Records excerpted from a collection
------

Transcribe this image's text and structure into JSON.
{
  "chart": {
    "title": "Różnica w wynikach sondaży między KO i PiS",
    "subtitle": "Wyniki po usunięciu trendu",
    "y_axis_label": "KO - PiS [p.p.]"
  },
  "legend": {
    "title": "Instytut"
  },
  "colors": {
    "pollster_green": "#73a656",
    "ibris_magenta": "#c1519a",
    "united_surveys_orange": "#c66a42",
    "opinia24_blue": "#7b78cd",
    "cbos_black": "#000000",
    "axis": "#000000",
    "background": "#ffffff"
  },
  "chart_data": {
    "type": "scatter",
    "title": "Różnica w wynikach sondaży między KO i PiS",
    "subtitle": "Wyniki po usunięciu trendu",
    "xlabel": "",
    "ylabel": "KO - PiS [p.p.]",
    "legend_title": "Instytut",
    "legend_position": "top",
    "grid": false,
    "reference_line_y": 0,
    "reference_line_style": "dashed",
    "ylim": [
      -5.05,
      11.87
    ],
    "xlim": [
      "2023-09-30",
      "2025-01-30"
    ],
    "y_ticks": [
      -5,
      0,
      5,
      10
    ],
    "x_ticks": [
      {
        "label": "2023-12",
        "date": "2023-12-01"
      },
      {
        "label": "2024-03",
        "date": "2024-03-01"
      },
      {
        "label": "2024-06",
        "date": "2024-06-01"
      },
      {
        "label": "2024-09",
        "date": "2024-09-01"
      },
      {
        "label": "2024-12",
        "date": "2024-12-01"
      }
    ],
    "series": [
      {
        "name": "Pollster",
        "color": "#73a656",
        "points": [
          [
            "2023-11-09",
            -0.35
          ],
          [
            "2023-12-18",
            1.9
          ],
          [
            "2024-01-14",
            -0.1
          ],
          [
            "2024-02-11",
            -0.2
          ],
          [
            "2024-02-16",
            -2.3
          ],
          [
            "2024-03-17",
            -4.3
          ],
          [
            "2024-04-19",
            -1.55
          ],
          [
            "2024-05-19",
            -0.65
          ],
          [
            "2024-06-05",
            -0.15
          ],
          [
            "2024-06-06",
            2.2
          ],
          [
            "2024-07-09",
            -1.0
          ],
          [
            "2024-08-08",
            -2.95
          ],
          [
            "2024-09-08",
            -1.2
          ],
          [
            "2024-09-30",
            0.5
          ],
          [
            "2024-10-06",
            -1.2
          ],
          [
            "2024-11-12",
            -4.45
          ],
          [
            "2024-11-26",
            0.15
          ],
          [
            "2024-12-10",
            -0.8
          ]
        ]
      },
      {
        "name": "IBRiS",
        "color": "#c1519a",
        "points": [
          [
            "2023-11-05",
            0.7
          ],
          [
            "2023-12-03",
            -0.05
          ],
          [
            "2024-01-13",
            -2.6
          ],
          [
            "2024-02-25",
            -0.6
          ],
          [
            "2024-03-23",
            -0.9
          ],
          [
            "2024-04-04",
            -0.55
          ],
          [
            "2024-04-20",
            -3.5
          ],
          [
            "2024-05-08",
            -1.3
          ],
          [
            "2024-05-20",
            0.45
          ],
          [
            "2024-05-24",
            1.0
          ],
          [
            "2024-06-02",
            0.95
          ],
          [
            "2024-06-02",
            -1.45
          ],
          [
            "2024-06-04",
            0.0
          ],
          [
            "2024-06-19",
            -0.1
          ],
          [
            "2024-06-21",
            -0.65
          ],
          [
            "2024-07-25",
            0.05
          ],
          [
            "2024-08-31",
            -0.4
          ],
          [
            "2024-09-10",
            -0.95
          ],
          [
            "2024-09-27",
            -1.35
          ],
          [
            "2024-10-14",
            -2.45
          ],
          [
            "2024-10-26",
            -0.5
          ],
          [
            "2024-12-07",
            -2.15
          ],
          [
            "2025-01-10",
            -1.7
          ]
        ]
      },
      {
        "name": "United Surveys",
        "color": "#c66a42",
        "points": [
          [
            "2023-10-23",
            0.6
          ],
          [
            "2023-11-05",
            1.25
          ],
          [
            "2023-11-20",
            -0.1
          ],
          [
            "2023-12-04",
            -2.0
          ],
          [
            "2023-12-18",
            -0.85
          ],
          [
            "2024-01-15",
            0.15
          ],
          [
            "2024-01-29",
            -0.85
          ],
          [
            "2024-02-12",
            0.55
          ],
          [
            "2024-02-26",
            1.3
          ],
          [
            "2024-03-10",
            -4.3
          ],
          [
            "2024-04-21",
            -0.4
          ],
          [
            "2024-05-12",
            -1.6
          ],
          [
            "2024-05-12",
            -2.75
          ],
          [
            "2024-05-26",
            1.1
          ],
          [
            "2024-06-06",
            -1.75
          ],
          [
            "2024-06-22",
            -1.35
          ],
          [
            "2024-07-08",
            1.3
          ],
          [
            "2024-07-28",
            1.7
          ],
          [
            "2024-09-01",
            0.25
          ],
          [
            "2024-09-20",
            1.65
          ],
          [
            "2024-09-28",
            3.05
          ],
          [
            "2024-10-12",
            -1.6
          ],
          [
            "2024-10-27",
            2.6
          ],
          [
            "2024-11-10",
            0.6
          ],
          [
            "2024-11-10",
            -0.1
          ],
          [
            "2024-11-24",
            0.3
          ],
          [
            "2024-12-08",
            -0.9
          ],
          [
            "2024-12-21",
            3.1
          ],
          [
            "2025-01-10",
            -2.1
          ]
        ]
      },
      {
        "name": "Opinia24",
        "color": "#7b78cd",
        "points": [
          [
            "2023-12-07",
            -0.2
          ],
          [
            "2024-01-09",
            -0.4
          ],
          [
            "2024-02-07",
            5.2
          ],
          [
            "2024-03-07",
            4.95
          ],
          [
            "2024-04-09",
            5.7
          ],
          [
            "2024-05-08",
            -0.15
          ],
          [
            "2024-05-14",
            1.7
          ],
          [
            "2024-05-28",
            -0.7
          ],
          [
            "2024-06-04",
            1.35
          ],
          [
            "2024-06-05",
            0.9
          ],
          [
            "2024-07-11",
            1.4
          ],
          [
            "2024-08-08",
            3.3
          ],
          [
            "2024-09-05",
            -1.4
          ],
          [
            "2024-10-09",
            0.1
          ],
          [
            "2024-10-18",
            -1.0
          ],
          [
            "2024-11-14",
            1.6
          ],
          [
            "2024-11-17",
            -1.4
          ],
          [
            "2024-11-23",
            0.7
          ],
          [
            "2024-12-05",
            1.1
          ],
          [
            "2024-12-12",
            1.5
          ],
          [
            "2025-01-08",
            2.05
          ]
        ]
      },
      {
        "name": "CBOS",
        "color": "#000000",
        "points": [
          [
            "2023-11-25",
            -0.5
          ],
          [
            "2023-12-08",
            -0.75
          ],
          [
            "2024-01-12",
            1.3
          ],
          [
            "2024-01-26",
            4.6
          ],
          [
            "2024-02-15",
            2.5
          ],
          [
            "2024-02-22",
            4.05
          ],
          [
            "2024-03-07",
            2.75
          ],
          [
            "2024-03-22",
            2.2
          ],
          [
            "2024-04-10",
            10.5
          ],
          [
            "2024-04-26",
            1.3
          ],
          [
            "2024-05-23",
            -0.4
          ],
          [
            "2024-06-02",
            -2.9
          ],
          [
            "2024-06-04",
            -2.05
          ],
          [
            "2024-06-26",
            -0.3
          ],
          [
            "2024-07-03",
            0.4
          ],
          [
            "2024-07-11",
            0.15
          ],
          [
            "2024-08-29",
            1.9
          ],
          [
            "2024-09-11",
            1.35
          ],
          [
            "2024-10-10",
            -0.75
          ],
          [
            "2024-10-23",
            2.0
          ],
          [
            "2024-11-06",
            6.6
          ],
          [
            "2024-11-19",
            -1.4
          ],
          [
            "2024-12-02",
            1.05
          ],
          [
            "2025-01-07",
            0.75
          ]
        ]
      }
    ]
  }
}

------

[DO THIS]: Copy every line exactly. Leave nothing out.

[RESULT]:
Transcribe this image's text and structure into JSON.
{
  "chart": {
    "title": "Różnica w wynikach sondaży między KO i PiS",
    "subtitle": "Wyniki po usunięciu trendu",
    "y_axis_label": "KO - PiS [p.p.]"
  },
  "legend": {
    "title": "Instytut"
  },
  "colors": {
    "pollster_green": "#73a656",
    "ibris_magenta": "#c1519a",
    "united_surveys_orange": "#c66a42",
    "opinia24_blue": "#7b78cd",
    "cbos_black": "#000000",
    "axis": "#000000",
    "background": "#ffffff"
  },
  "chart_data": {
    "type": "scatter",
    "title": "Różnica w wynikach sondaży między KO i PiS",
    "subtitle": "Wyniki po usunięciu trendu",
    "xlabel": "",
    "ylabel": "KO - PiS [p.p.]",
    "legend_title": "Instytut",
    "legend_position": "top",
    "grid": false,
    "reference_line_y": 0,
    "reference_line_style": "dashed",
    "ylim": [
      -5.05,
      11.87
    ],
    "xlim": [
      "2023-09-30",
      "2025-01-30"
    ],
    "y_ticks": [
      -5,
      0,
      5,
      10
    ],
    "x_ticks": [
      {
        "label": "2023-12",
        "date": "2023-12-01"
      },
      {
        "label": "2024-03",
        "date": "2024-03-01"
      },
      {
        "label": "2024-06",
        "date": "2024-06-01"
      },
      {
        "label": "2024-09",
        "date": "2024-09-01"
      },
      {
        "label": "2024-12",
        "date": "2024-12-01"
      }
    ],
    "series": [
      {
        "name": "Pollster",
        "color": "#73a656",
        "points": [
          [
            "2023-11-09",
            -0.35
          ],
          [
            "2023-12-18",
            1.9
          ],
          [
            "2024-01-14",
            -0.1
          ],
          [
            "2024-02-11",
            -0.2
          ],
          [
            "2024-02-16",
            -2.3
          ],
          [
            "2024-03-17",
            -4.3
          ],
          [
            "2024-04-19",
            -1.55
          ],
          [
            "2024-05-19",
            -0.65
          ],
          [
            "2024-06-05",
            -0.15
          ],
          [
            "2024-06-06",
            2.2
          ],
          [
            "2024-07-09",
            -1.0
          ],
          [
            "2024-08-08",
            -2.95
          ],
          [
            "2024-09-08",
            -1.2
          ],
          [
            "2024-09-30",
            0.5
          ],
          [
            "2024-10-06",
            -1.2
          ],
          [
            "2024-11-12",
            -4.45
          ],
          [
            "2024-11-26",
            0.15
          ],
          [
            "2024-12-10",
            -0.8
          ]
        ]
      },
      {
        "name": "IBRiS",
        "color": "#c1519a",
        "points": [
          [
            "2023-11-05",
            0.7
          ],
          [
            "2023-12-03",
            -0.05
          ],
          [
            "2024-01-13",
            -2.6
          ],
          [
            "2024-02-25",
            -0.6
          ],
          [
            "2024-03-23",
            -0.9
          ],
          [
            "2024-04-04",
            -0.55
          ],
          [
            "2024-04-20",
            -3.5
          ],
          [
            "2024-05-08",
            -1.3
          ],
          [
            "2024-05-20",
            0.45
          ],
          [
            "2024-05-24",
            1.0
          ],
          [
            "2024-06-02",
            0.95
          ],
          [
            "2024-06-02",
            -1.45
          ],
          [
            "2024-06-04",
            0.0
          ],
          [
            "2024-06-19",
            -0.1
          ],
          [
            "2024-06-21",
            -0.65
          ],
          [
            "2024-07-25",
            0.05
          ],
          [
            "2024-08-31",
            -0.4
          ],
          [
            "2024-09-10",
            -0.95
          ],
          [
            "2024-09-27",
            -1.35
          ],
          [
            "2024-10-14",
            -2.45
          ],
          [
            "2024-10-26",
            -0.5
          ],
          [
            "2024-12-07",
            -2.15
          ],
          [
            "2025-01-10",
            -1.7
          ]
        ]
      },
      {
        "name": "United Surveys",
        "color": "#c66a42",
        "points": [
          [
            "2023-10-23",
            0.6
          ],
          [
            "2023-11-05",
            1.25
          ],
          [
            "2023-11-20",
            -0.1
          ],
          [
            "2023-12-04",
            -2.0
          ],
          [
            "2023-12-18",
            -0.85
          ],
          [
            "2024-01-15",
            0.15
          ],
          [
            "2024-01-29",
            -0.85
          ],
          [
            "2024-02-12",
            0.55
          ],
          [
            "2024-02-26",
            1.3
          ],
          [
            "2024-03-10",
            -4.3
          ],
          [
            "2024-04-21",
            -0.4
          ],
          [
            "2024-05-12",
            -1.6
          ],
          [
            "2024-05-12",
            -2.75
          ],
          [
            "2024-05-26",
            1.1
          ],
          [
            "2024-06-06",
            -1.75
          ],
          [
            "2024-06-22",
            -1.35
          ],
          [
            "2024-07-08",
            1.3
          ],
          [
            "2024-07-28",
            1.7
          ],
          [
            "2024-09-01",
            0.25
          ],
          [
            "2024-09-20",
            1.65
          ],
          [
            "2024-09-28",
            3.05
          ],
          [
            "2024-10-12",
            -1.6
          ],
          [
            "2024-10-27",
            2.6
          ],
          [
            "2024-11-10",
            0.6
          ],
          [
            "2024-11-10",
            -0.1
          ],
          [
            "2024-11-24",
            0.3
          ],
          [
            "2024-12-08",
            -0.9
          ],
          [
            "2024-12-21",
            3.1
          ],
          [
            "2025-01-10",
            -2.1
          ]
        ]
      },
      {
        "name": "Opinia24",
        "color": "#7b78cd",
        "points": [
          [
            "2023-12-07",
            -0.2
          ],
          [
            "2024-01-09",
            -0.4
          ],
          [
            "2024-02-07",
            5.2
          ],
          [
            "2024-03-07",
            4.95
          ],
          [
            "2024-04-09",
            5.7
          ],
          [
            "2024-05-08",
            -0.15
          ],
          [
            "2024-05-14",
            1.7
          ],
          [
            "2024-05-28",
            -0.7
          ],
          [
            "2024-06-04",
            1.35
          ],
          [
            "2024-06-05",
            0.9
          ],
          [
            "2024-07-11",
            1.4
          ],
          [
            "2024-08-08",
            3.3
          ],
          [
            "2024-09-05",
            -1.4
          ],
          [
            "2024-10-09",
            0.1
          ],
          [
            "2024-10-18",
            -1.0
          ],
          [
            "2024-11-14",
            1.6
          ],
          [
            "2024-11-17",
            -1.4
          ],
          [
            "2024-11-23",
            0.7
          ],
          [
            "2024-12-05",
            1.1
          ],
          [
            "2024-12-12",
            1.5
          ],
          [
            "2025-01-08",
            2.05
          ]
        ]
      },
      {
        "name": "CBOS",
        "color": "#000000",
        "points": [
          [
            "2023-11-25",
            -0.5
          ],
          [
            "2023-12-08",
            -0.75
          ],
          [
            "2024-01-12",
            1.3
          ],
          [
            "2024-01-26",
            4.6
          ],
          [
            "2024-02-15",
            2.5
          ],
          [
            "2024-02-22",
            4.05
          ],
          [
            "2024-03-07",
            2.75
          ],
          [
            "2024-03-22",
            2.2
          ],
          [
            "2024-04-10",
            10.5
          ],
          [
            "2024-04-26",
            1.3
          ],
          [
            "2024-05-23",
            -0.4
          ],
          [
            "2024-06-02",
            -2.9
          ],
          [
            "2024-06-04",
            -2.05
          ],
          [
            "2024-06-26",
            -0.3
          ],
          [
            "2024-07-03",
            0.4
          ],
          [
            "2024-07-11",
            0.15
          ],
          [
            "2024-08-29",
            1.9
          ],
          [
            "2024-09-11",
            1.35
          ],
          [
            "2024-10-10",
            -0.75
          ],
          [
            "2024-10-23",
            2.0
          ],
          [
            "2024-11-06",
            6.6
          ],
          [
            "2024-11-19",
            -1.4
          ],
          [
            "2024-12-02",
            1.05
          ],
          [
            "2025-01-07",
            0.75
          ]
        ]
      }
    ]
  }
}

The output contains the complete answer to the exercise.